(Transcription dataset entries)
┏━━

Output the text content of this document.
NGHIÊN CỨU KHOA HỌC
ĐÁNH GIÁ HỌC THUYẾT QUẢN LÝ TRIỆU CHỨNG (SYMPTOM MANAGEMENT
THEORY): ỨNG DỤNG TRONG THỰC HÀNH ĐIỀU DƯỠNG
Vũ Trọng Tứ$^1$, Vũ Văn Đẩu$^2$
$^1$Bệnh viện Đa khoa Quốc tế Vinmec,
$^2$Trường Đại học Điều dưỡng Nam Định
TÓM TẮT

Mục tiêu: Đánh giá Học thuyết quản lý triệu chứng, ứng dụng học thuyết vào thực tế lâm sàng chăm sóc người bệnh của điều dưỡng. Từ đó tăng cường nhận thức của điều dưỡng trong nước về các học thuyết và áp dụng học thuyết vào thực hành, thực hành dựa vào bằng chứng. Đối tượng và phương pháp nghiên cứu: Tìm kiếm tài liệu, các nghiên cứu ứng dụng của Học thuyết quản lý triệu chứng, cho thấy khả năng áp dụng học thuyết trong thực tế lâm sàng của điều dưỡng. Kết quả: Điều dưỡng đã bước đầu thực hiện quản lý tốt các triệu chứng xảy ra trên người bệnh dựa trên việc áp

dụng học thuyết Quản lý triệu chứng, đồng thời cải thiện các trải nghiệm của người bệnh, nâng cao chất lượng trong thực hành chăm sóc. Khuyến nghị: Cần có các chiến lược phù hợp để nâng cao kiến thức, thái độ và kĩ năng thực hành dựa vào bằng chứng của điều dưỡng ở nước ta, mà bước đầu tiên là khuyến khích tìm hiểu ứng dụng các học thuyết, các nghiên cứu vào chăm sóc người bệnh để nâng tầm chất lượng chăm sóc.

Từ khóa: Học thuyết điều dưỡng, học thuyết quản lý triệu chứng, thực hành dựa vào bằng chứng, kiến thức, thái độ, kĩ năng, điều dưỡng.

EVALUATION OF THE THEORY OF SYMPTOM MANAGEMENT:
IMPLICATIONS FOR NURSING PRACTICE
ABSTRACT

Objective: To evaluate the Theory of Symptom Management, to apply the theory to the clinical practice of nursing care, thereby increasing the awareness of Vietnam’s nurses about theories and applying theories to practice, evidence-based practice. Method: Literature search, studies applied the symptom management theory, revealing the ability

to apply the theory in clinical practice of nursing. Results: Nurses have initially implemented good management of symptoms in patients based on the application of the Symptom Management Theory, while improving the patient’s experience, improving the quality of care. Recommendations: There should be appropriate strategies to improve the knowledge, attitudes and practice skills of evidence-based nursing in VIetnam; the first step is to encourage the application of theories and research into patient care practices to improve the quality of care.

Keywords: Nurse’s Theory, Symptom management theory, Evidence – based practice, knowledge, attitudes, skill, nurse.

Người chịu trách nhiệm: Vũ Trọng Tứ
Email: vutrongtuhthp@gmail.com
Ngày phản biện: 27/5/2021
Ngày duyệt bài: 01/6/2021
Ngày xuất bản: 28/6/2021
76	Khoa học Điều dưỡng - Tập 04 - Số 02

┗━━

EXERCISE OBJECTIVE:
A word-for-word copy of the data above is the goal, so set it all down again.

EXERCISE ANSWER:
Output the text content of this document.
NGHIÊN CỨU KHOA HỌC
ĐÁNH GIÁ HỌC THUYẾT QUẢN LÝ TRIỆU CHỨNG (SYMPTOM MANAGEMENT
THEORY): ỨNG DỤNG TRONG THỰC HÀNH ĐIỀU DƯỠNG
Vũ Trọng Tứ$^1$, Vũ Văn Đẩu$^2$
$^1$Bệnh viện Đa khoa Quốc tế Vinmec,
$^2$Trường Đại học Điều dưỡng Nam Định
TÓM TẮT

Mục tiêu: Đánh giá Học thuyết quản lý triệu chứng, ứng dụng học thuyết vào thực tế lâm sàng chăm sóc người bệnh của điều dưỡng. Từ đó tăng cường nhận thức của điều dưỡng trong nước về các học thuyết và áp dụng học thuyết vào thực hành, thực hành dựa vào bằng chứng. Đối tượng và phương pháp nghiên cứu: Tìm kiếm tài liệu, các nghiên cứu ứng dụng của Học thuyết quản lý triệu chứng, cho thấy khả năng áp dụng học thuyết trong thực tế lâm sàng của điều dưỡng. Kết quả: Điều dưỡng đã bước đầu thực hiện quản lý tốt các triệu chứng xảy ra trên người bệnh dựa trên việc áp

dụng học thuyết Quản lý triệu chứng, đồng thời cải thiện các trải nghiệm của người bệnh, nâng cao chất lượng trong thực hành chăm sóc. Khuyến nghị: Cần có các chiến lược phù hợp để nâng cao kiến thức, thái độ và kĩ năng thực hành dựa vào bằng chứng của điều dưỡng ở nước ta, mà bước đầu tiên là khuyến khích tìm hiểu ứng dụng các học thuyết, các nghiên cứu vào chăm sóc người bệnh để nâng tầm chất lượng chăm sóc.

Từ khóa: Học thuyết điều dưỡng, học thuyết quản lý triệu chứng, thực hành dựa vào bằng chứng, kiến thức, thái độ, kĩ năng, điều dưỡng.

EVALUATION OF THE THEORY OF SYMPTOM MANAGEMENT:
IMPLICATIONS FOR NURSING PRACTICE
ABSTRACT

Objective: To evaluate the Theory of Symptom Management, to apply the theory to the clinical practice of nursing care, thereby increasing the awareness of Vietnam’s nurses about theories and applying theories to practice, evidence-based practice. Method: Literature search, studies applied the symptom management theory, revealing the ability

to apply the theory in clinical practice of nursing. Results: Nurses have initially implemented good management of symptoms in patients based on the application of the Symptom Management Theory, while improving the patient’s experience, improving the quality of care. Recommendations: There should be appropriate strategies to improve the knowledge, attitudes and practice skills of evidence-based nursing in VIetnam; the first step is to encourage the application of theories and research into patient care practices to improve the quality of care.

Keywords: Nurse’s Theory, Symptom management theory, Evidence – based practice, knowledge, attitudes, skill, nurse.

Người chịu trách nhiệm: Vũ Trọng Tứ
Email: vutrongtuhthp@gmail.com
Ngày phản biện: 27/5/2021
Ngày duyệt bài: 01/6/2021
Ngày xuất bản: 28/6/2021
76	Khoa học Điều dưỡng - Tập 04 - Số 02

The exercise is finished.